> [Written exercise]: Output every entry exactly, from the first line to the last.

(Rows from a dataset)
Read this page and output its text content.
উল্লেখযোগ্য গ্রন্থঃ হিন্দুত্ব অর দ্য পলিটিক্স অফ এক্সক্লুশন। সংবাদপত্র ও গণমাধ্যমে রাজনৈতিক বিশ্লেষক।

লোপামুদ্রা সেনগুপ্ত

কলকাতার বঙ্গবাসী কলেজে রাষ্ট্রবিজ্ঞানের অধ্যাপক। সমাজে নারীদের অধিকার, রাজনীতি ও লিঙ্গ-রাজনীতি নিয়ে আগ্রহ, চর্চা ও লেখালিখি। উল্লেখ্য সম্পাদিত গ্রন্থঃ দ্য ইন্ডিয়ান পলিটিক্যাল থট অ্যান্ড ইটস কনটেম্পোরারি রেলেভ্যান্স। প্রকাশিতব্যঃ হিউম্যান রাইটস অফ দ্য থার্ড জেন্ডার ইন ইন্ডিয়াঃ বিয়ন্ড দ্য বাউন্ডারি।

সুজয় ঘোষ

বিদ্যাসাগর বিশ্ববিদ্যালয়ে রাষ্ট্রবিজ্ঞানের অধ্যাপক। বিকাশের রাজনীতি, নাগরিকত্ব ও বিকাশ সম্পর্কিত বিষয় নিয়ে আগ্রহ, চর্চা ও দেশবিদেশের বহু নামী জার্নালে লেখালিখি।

> [Answer to this exercise]:
Read this page and output its text content.
উল্লেখযোগ্য গ্রন্থঃ হিন্দুত্ব অর দ্য পলিটিক্স অফ এক্সক্লুশন। সংবাদপত্র ও গণমাধ্যমে রাজনৈতিক বিশ্লেষক।

লোপামুদ্রা সেনগুপ্ত

কলকাতার বঙ্গবাসী কলেজে রাষ্ট্রবিজ্ঞানের অধ্যাপক। সমাজে নারীদের অধিকার, রাজনীতি ও লিঙ্গ-রাজনীতি নিয়ে আগ্রহ, চর্চা ও লেখালিখি। উল্লেখ্য সম্পাদিত গ্রন্থঃ দ্য ইন্ডিয়ান পলিটিক্যাল থট অ্যান্ড ইটস কনটেম্পোরারি রেলেভ্যান্স। প্রকাশিতব্যঃ হিউম্যান রাইটস অফ দ্য থার্ড জেন্ডার ইন ইন্ডিয়াঃ বিয়ন্ড দ্য বাউন্ডারি।

সুজয় ঘোষ

বিদ্যাসাগর বিশ্ববিদ্যালয়ে রাষ্ট্রবিজ্ঞানের অধ্যাপক। বিকাশের রাজনীতি, নাগরিকত্ব ও বিকাশ সম্পর্কিত বিষয় নিয়ে আগ্রহ, চর্চা ও দেশবিদেশের বহু নামী জার্নালে লেখালিখি।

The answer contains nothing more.